▶ [DATA FOR THIS TASK]:
^^^^^^^^

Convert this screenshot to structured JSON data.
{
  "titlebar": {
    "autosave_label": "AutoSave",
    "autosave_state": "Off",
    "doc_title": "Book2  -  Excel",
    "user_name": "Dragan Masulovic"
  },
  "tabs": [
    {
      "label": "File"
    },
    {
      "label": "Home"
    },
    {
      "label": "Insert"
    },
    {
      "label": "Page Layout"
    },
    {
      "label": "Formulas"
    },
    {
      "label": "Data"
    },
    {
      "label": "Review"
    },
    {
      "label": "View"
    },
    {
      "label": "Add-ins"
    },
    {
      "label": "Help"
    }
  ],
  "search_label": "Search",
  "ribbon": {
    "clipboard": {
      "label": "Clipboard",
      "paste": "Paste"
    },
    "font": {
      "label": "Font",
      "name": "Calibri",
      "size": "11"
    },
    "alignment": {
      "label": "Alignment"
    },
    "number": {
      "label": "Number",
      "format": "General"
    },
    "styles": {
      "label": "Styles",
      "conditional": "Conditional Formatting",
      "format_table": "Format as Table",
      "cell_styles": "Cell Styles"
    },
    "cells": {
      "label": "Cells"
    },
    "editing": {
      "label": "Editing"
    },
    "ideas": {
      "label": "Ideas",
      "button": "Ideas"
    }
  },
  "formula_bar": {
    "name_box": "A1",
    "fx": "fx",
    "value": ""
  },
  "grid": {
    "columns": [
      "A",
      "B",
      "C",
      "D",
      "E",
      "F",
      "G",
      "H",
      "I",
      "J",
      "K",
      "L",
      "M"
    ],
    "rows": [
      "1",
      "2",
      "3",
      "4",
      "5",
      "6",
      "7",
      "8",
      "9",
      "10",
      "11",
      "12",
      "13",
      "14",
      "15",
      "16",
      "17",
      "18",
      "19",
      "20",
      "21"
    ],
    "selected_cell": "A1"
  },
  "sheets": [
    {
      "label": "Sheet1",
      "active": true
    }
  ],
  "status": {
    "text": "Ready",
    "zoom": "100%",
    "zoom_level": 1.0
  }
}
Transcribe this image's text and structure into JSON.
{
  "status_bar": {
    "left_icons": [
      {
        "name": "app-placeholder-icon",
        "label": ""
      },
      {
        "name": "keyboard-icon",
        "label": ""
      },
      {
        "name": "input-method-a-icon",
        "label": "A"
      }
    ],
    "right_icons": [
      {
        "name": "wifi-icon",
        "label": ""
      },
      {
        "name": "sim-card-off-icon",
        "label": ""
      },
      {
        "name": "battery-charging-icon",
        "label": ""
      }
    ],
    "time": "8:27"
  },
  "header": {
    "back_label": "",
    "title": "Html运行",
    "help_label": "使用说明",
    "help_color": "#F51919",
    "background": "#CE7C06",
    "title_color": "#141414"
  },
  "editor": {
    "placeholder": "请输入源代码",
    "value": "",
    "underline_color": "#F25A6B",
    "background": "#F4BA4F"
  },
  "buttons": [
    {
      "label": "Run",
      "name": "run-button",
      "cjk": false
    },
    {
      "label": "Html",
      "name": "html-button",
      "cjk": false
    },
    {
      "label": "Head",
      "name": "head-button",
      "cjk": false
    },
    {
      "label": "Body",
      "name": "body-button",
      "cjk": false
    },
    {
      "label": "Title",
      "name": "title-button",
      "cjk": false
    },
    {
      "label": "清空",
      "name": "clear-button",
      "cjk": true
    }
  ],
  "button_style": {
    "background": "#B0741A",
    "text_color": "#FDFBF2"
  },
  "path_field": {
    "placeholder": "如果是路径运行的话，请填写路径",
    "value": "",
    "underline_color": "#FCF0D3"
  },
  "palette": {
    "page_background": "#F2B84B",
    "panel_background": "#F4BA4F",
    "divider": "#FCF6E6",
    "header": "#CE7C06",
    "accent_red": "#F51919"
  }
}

^^^^^^^^

▶ [TASK DETAILS]:
Each entry above needs to be retyped exactly.

▶ [TASK RESPONSE]:
Convert this screenshot to structured JSON data.
{
  "titlebar": {
    "autosave_label": "AutoSave",
    "autosave_state": "Off",
    "doc_title": "Book2  -  Excel",
    "user_name": "Dragan Masulovic"
  },
  "tabs": [
    {
      "label": "File"
    },
    {
      "label": "Home"
    },
    {
      "label": "Insert"
    },
    {
      "label": "Page Layout"
    },
    {
      "label": "Formulas"
    },
    {
      "label": "Data"
    },
    {
      "label": "Review"
    },
    {
      "label": "View"
    },
    {
      "label": "Add-ins"
    },
    {
      "label": "Help"
    }
  ],
  "search_label": "Search",
  "ribbon": {
    "clipboard": {
      "label": "Clipboard",
      "paste": "Paste"
    },
    "font": {
      "label": "Font",
      "name": "Calibri",
      "size": "11"
    },
    "alignment": {
      "label": "Alignment"
    },
    "number": {
      "label": "Number",
      "format": "General"
    },
    "styles": {
      "label": "Styles",
      "conditional": "Conditional Formatting",
      "format_table": "Format as Table",
      "cell_styles": "Cell Styles"
    },
    "cells": {
      "label": "Cells"
    },
    "editing": {
      "label": "Editing"
    },
    "ideas": {
      "label": "Ideas",
      "button": "Ideas"
    }
  },
  "formula_bar": {
    "name_box": "A1",
    "fx": "fx",
    "value": ""
  },
  "grid": {
    "columns": [
      "A",
      "B",
      "C",
      "D",
      "E",
      "F",
      "G",
      "H",
      "I",
      "J",
      "K",
      "L",
      "M"
    ],
    "rows": [
      "1",
      "2",
      "3",
      "4",
      "5",
      "6",
      "7",
      "8",
      "9",
      "10",
      "11",
      "12",
      "13",
      "14",
      "15",
      "16",
      "17",
      "18",
      "19",
      "20",
      "21"
    ],
    "selected_cell": "A1"
  },
  "sheets": [
    {
      "label": "Sheet1",
      "active": true
    }
  ],
  "status": {
    "text": "Ready",
    "zoom": "100%",
    "zoom_level": 1.0
  }
}
Transcribe this image's text and structure into JSON.
{
  "status_bar": {
    "left_icons": [
      {
        "name": "app-placeholder-icon",
        "label": ""
      },
      {
        "name": "keyboard-icon",
        "label": ""
      },
      {
        "name": "input-method-a-icon",
        "label": "A"
      }
    ],
    "right_icons": [
      {
        "name": "wifi-icon",
        "label": ""
      },
      {
        "name": "sim-card-off-icon",
        "label": ""
      },
      {
        "name": "battery-charging-icon",
        "label": ""
      }
    ],
    "time": "8:27"
  },
  "header": {
    "back_label": "",
    "title": "Html运行",
    "help_label": "使用说明",
    "help_color": "#F51919",
    "background": "#CE7C06",
    "title_color": "#141414"
  },
  "editor": {
    "placeholder": "请输入源代码",
    "value": "",
    "underline_color": "#F25A6B",
    "background": "#F4BA4F"
  },
  "buttons": [
    {
      "label": "Run",
      "name": "run-button",
      "cjk": false
    },
    {
      "label": "Html",
      "name": "html-button",
      "cjk": false
    },
    {
      "label": "Head",
      "name": "head-button",
      "cjk": false
    },
    {
      "label": "Body",
      "name": "body-button",
      "cjk": false
    },
    {
      "label": "Title",
      "name": "title-button",
      "cjk": false
    },
    {
      "label": "清空",
      "name": "clear-button",
      "cjk": true
    }
  ],
  "button_style": {
    "background": "#B0741A",
    "text_color": "#FDFBF2"
  },
  "path_field": {
    "placeholder": "如果是路径运行的话，请填写路径",
    "value": "",
    "underline_color": "#FCF0D3"
  },
  "palette": {
    "page_background": "#F2B84B",
    "panel_background": "#F4BA4F",
    "divider": "#FCF6E6",
    "header": "#CE7C06",
    "accent_red": "#F51919"
  }
}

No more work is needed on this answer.